- _Information shown_:

• • • •

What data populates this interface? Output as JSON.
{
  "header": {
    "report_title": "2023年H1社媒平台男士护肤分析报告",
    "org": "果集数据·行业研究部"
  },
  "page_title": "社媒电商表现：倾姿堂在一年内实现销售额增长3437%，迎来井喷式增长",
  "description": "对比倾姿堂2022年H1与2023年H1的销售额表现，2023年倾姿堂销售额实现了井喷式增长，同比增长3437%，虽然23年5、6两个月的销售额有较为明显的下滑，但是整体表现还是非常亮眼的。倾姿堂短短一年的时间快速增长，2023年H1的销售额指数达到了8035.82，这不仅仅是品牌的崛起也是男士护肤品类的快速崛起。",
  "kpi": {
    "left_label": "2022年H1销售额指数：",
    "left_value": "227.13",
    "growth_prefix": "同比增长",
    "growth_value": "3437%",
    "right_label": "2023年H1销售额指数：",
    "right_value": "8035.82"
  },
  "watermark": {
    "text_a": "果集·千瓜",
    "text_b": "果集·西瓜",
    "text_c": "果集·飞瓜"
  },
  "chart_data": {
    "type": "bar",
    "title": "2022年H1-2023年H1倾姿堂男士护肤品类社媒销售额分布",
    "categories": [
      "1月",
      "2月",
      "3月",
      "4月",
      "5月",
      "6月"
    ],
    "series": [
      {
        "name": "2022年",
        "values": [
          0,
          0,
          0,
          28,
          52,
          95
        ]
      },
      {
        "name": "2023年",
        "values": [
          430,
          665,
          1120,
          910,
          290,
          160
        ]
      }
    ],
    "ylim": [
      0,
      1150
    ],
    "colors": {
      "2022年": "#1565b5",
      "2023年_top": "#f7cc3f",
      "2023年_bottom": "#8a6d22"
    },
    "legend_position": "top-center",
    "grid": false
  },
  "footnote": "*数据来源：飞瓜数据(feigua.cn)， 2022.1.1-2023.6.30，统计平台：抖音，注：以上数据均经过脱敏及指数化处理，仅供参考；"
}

• • • •

Copy the records above exactly as they appear.

What data populates this interface? Output as JSON.
{
  "header": {
    "report_title": "2023年H1社媒平台男士护肤分析报告",
    "org": "果集数据·行业研究部"
  },
  "page_title": "社媒电商表现：倾姿堂在一年内实现销售额增长3437%，迎来井喷式增长",
  "description": "对比倾姿堂2022年H1与2023年H1的销售额表现，2023年倾姿堂销售额实现了井喷式增长，同比增长3437%，虽然23年5、6两个月的销售额有较为明显的下滑，但是整体表现还是非常亮眼的。倾姿堂短短一年的时间快速增长，2023年H1的销售额指数达到了8035.82，这不仅仅是品牌的崛起也是男士护肤品类的快速崛起。",
  "kpi": {
    "left_label": "2022年H1销售额指数：",
    "left_value": "227.13",
    "growth_prefix": "同比增长",
    "growth_value": "3437%",
    "right_label": "2023年H1销售额指数：",
    "right_value": "8035.82"
  },
  "watermark": {
    "text_a": "果集·千瓜",
    "text_b": "果集·西瓜",
    "text_c": "果集·飞瓜"
  },
  "chart_data": {
    "type": "bar",
    "title": "2022年H1-2023年H1倾姿堂男士护肤品类社媒销售额分布",
    "categories": [
      "1月",
      "2月",
      "3月",
      "4月",
      "5月",
      "6月"
    ],
    "series": [
      {
        "name": "2022年",
        "values": [
          0,
          0,
          0,
          28,
          52,
          95
        ]
      },
      {
        "name": "2023年",
        "values": [
          430,
          665,
          1120,
          910,
          290,
          160
        ]
      }
    ],
    "ylim": [
      0,
      1150
    ],
    "colors": {
      "2022年": "#1565b5",
      "2023年_top": "#f7cc3f",
      "2023年_bottom": "#8a6d22"
    },
    "legend_position": "top-center",
    "grid": false
  },
  "footnote": "*数据来源：飞瓜数据(feigua.cn)， 2022.1.1-2023.6.30，统计平台：抖音，注：以上数据均经过脱敏及指数化处理，仅供参考；"
}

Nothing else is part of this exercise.